* _WHAT IS REQUIRED_
Retype each entry below exactly as it stands.

>> BEGIN GIVEN RECORDS

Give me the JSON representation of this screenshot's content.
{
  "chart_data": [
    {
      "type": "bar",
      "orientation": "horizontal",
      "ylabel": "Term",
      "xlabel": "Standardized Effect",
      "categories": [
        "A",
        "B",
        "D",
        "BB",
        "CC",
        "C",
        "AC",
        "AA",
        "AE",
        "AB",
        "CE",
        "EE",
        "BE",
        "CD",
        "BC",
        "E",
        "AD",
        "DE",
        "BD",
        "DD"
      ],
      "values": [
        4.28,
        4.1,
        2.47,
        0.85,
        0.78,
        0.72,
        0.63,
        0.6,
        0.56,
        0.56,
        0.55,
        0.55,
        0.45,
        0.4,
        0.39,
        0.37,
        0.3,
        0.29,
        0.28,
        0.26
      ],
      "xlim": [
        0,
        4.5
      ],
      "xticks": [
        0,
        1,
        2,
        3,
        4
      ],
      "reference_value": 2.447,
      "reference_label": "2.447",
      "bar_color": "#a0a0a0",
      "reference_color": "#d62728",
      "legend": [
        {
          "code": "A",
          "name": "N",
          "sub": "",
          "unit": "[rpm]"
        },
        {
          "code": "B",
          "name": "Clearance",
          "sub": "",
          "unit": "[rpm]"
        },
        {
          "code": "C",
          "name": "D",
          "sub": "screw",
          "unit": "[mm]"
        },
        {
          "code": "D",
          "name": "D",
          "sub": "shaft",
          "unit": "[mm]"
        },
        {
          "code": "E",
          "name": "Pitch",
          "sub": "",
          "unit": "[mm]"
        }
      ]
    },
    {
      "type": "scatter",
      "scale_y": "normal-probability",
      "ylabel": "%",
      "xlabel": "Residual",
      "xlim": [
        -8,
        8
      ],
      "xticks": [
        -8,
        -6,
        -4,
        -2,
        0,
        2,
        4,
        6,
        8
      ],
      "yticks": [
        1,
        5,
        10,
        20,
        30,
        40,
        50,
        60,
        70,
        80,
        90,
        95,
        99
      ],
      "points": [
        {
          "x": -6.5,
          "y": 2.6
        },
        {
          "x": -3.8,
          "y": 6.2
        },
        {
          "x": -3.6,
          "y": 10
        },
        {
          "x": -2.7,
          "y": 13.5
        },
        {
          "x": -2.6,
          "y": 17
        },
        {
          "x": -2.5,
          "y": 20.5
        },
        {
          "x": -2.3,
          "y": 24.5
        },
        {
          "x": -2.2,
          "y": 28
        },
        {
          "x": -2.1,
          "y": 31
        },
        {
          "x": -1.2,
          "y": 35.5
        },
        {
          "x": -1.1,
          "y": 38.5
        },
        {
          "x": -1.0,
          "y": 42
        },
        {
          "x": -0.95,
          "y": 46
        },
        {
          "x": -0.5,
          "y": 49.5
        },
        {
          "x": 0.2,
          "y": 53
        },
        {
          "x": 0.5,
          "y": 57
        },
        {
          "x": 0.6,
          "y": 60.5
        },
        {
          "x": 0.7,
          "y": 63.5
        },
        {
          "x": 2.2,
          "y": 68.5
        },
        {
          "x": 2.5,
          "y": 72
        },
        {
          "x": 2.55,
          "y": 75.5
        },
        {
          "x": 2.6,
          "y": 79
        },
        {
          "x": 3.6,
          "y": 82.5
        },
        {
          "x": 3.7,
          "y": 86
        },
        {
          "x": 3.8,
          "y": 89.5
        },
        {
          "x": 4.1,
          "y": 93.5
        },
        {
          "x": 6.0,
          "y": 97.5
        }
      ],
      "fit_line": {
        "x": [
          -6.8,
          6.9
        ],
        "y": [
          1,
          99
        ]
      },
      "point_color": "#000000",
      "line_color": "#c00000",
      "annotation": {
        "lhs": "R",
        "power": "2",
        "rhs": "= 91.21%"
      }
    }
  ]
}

>> END GIVEN RECORDS

* _RESULT FOR THIS EXERCISE_
Give me the JSON representation of this screenshot's content.
{
  "chart_data": [
    {
      "type": "bar",
      "orientation": "horizontal",
      "ylabel": "Term",
      "xlabel": "Standardized Effect",
      "categories": [
        "A",
        "B",
        "D",
        "BB",
        "CC",
        "C",
        "AC",
        "AA",
        "AE",
        "AB",
        "CE",
        "EE",
        "BE",
        "CD",
        "BC",
        "E",
        "AD",
        "DE",
        "BD",
        "DD"
      ],
      "values": [
        4.28,
        4.1,
        2.47,
        0.85,
        0.78,
        0.72,
        0.63,
        0.6,
        0.56,
        0.56,
        0.55,
        0.55,
        0.45,
        0.4,
        0.39,
        0.37,
        0.3,
        0.29,
        0.28,
        0.26
      ],
      "xlim": [
        0,
        4.5
      ],
      "xticks": [
        0,
        1,
        2,
        3,
        4
      ],
      "reference_value": 2.447,
      "reference_label": "2.447",
      "bar_color": "#a0a0a0",
      "reference_color": "#d62728",
      "legend": [
        {
          "code": "A",
          "name": "N",
          "sub": "",
          "unit": "[rpm]"
        },
        {
          "code": "B",
          "name": "Clearance",
          "sub": "",
          "unit": "[rpm]"
        },
        {
          "code": "C",
          "name": "D",
          "sub": "screw",
          "unit": "[mm]"
        },
        {
          "code": "D",
          "name": "D",
          "sub": "shaft",
          "unit": "[mm]"
        },
        {
          "code": "E",
          "name": "Pitch",
          "sub": "",
          "unit": "[mm]"
        }
      ]
    },
    {
      "type": "scatter",
      "scale_y": "normal-probability",
      "ylabel": "%",
      "xlabel": "Residual",
      "xlim": [
        -8,
        8
      ],
      "xticks": [
        -8,
        -6,
        -4,
        -2,
        0,
        2,
        4,
        6,
        8
      ],
      "yticks": [
        1,
        5,
        10,
        20,
        30,
        40,
        50,
        60,
        70,
        80,
        90,
        95,
        99
      ],
      "points": [
        {
          "x": -6.5,
          "y": 2.6
        },
        {
          "x": -3.8,
          "y": 6.2
        },
        {
          "x": -3.6,
          "y": 10
        },
        {
          "x": -2.7,
          "y": 13.5
        },
        {
          "x": -2.6,
          "y": 17
        },
        {
          "x": -2.5,
          "y": 20.5
        },
        {
          "x": -2.3,
          "y": 24.5
        },
        {
          "x": -2.2,
          "y": 28
        },
        {
          "x": -2.1,
          "y": 31
        },
        {
          "x": -1.2,
          "y": 35.5
        },
        {
          "x": -1.1,
          "y": 38.5
        },
        {
          "x": -1.0,
          "y": 42
        },
        {
          "x": -0.95,
          "y": 46
        },
        {
          "x": -0.5,
          "y": 49.5
        },
        {
          "x": 0.2,
          "y": 53
        },
        {
          "x": 0.5,
          "y": 57
        },
        {
          "x": 0.6,
          "y": 60.5
        },
        {
          "x": 0.7,
          "y": 63.5
        },
        {
          "x": 2.2,
          "y": 68.5
        },
        {
          "x": 2.5,
          "y": 72
        },
        {
          "x": 2.55,
          "y": 75.5
        },
        {
          "x": 2.6,
          "y": 79
        },
        {
          "x": 3.6,
          "y": 82.5
        },
        {
          "x": 3.7,
          "y": 86
        },
        {
          "x": 3.8,
          "y": 89.5
        },
        {
          "x": 4.1,
          "y": 93.5
        },
        {
          "x": 6.0,
          "y": 97.5
        }
      ],
      "fit_line": {
        "x": [
          -6.8,
          6.9
        ],
        "y": [
          1,
          99
        ]
      },
      "point_color": "#000000",
      "line_color": "#c00000",
      "annotation": {
        "lhs": "R",
        "power": "2",
        "rhs": "= 91.21%"
      }
    }
  ]
}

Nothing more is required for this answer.